--- RECORDS ---

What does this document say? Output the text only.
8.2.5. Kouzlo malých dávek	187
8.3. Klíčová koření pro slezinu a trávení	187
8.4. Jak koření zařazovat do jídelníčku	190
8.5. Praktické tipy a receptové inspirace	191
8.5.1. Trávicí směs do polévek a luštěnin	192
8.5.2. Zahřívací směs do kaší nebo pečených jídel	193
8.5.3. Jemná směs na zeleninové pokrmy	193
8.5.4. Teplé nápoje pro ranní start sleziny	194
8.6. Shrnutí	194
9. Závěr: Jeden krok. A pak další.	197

---

### WHAT IS BEING ASKED
Output the entries verbatim.

### OUTPUT FOR THIS EXERCISE
What does this document say? Output the text only.
8.2.5. Kouzlo malých dávek	187
8.3. Klíčová koření pro slezinu a trávení	187
8.4. Jak koření zařazovat do jídelníčku	190
8.5. Praktické tipy a receptové inspirace	191
8.5.1. Trávicí směs do polévek a luštěnin	192
8.5.2. Zahřívací směs do kaší nebo pečených jídel	193
8.5.3. Jemná směs na zeleninové pokrmy	193
8.5.4. Teplé nápoje pro ranní start sleziny	194
8.6. Shrnutí	194
9. Závěr: Jeden krok. A pak další.	197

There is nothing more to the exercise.